---------- DATA TO USE ----------

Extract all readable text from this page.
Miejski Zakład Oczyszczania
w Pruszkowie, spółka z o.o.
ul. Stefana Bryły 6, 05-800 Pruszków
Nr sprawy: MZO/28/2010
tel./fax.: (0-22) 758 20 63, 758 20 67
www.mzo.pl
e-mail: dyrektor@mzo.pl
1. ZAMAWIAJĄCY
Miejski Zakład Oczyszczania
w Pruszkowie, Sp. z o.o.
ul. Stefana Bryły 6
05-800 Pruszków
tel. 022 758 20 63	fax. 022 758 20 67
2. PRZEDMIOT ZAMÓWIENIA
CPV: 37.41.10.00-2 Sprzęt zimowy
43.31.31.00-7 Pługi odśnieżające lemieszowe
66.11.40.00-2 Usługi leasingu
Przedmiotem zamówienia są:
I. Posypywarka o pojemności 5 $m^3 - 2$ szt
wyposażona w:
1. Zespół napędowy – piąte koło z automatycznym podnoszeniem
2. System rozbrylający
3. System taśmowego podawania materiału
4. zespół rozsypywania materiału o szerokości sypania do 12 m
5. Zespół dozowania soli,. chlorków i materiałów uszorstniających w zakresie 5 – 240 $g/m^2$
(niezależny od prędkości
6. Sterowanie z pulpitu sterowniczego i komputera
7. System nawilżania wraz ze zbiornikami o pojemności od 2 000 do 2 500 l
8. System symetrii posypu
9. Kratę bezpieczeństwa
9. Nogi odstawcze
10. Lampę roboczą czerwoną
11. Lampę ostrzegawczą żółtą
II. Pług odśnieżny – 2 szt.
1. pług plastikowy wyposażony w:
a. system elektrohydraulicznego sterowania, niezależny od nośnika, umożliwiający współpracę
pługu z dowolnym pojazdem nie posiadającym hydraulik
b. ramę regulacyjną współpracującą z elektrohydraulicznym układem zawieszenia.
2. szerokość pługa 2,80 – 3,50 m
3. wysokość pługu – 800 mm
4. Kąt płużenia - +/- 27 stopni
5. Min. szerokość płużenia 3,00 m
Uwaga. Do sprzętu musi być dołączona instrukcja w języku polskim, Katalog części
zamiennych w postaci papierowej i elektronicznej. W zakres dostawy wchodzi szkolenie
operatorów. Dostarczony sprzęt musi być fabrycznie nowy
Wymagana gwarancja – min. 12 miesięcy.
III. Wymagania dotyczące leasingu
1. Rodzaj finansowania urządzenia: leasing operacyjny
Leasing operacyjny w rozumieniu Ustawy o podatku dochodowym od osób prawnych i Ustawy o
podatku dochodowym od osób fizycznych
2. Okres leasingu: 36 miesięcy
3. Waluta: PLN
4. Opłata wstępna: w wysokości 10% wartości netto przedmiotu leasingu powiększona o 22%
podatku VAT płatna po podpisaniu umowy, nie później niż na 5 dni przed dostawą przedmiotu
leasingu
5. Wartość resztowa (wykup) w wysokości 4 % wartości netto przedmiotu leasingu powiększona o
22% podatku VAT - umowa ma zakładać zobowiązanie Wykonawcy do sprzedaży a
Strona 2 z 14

----------

> [WHAT NEEDS TO BE DONE]: Would you give the material above again, complete and exact?

> [CORRECT RESULT]:
Extract all readable text from this page.
Miejski Zakład Oczyszczania
w Pruszkowie, spółka z o.o.
ul. Stefana Bryły 6, 05-800 Pruszków
Nr sprawy: MZO/28/2010
tel./fax.: (0-22) 758 20 63, 758 20 67
www.mzo.pl
e-mail: dyrektor@mzo.pl
1. ZAMAWIAJĄCY
Miejski Zakład Oczyszczania
w Pruszkowie, Sp. z o.o.
ul. Stefana Bryły 6
05-800 Pruszków
tel. 022 758 20 63	fax. 022 758 20 67
2. PRZEDMIOT ZAMÓWIENIA
CPV: 37.41.10.00-2 Sprzęt zimowy
43.31.31.00-7 Pługi odśnieżające lemieszowe
66.11.40.00-2 Usługi leasingu
Przedmiotem zamówienia są:
I. Posypywarka o pojemności 5 $m^3 - 2$ szt
wyposażona w:
1. Zespół napędowy – piąte koło z automatycznym podnoszeniem
2. System rozbrylający
3. System taśmowego podawania materiału
4. zespół rozsypywania materiału o szerokości sypania do 12 m
5. Zespół dozowania soli,. chlorków i materiałów uszorstniających w zakresie 5 – 240 $g/m^2$
(niezależny od prędkości
6. Sterowanie z pulpitu sterowniczego i komputera
7. System nawilżania wraz ze zbiornikami o pojemności od 2 000 do 2 500 l
8. System symetrii posypu
9. Kratę bezpieczeństwa
9. Nogi odstawcze
10. Lampę roboczą czerwoną
11. Lampę ostrzegawczą żółtą
II. Pług odśnieżny – 2 szt.
1. pług plastikowy wyposażony w:
a. system elektrohydraulicznego sterowania, niezależny od nośnika, umożliwiający współpracę
pługu z dowolnym pojazdem nie posiadającym hydraulik
b. ramę regulacyjną współpracującą z elektrohydraulicznym układem zawieszenia.
2. szerokość pługa 2,80 – 3,50 m
3. wysokość pługu – 800 mm
4. Kąt płużenia - +/- 27 stopni
5. Min. szerokość płużenia 3,00 m
Uwaga. Do sprzętu musi być dołączona instrukcja w języku polskim, Katalog części
zamiennych w postaci papierowej i elektronicznej. W zakres dostawy wchodzi szkolenie
operatorów. Dostarczony sprzęt musi być fabrycznie nowy
Wymagana gwarancja – min. 12 miesięcy.
III. Wymagania dotyczące leasingu
1. Rodzaj finansowania urządzenia: leasing operacyjny
Leasing operacyjny w rozumieniu Ustawy o podatku dochodowym od osób prawnych i Ustawy o
podatku dochodowym od osób fizycznych
2. Okres leasingu: 36 miesięcy
3. Waluta: PLN
4. Opłata wstępna: w wysokości 10% wartości netto przedmiotu leasingu powiększona o 22%
podatku VAT płatna po podpisaniu umowy, nie później niż na 5 dni przed dostawą przedmiotu
leasingu
5. Wartość resztowa (wykup) w wysokości 4 % wartości netto przedmiotu leasingu powiększona o
22% podatku VAT - umowa ma zakładać zobowiązanie Wykonawcy do sprzedaży a
Strona 2 z 14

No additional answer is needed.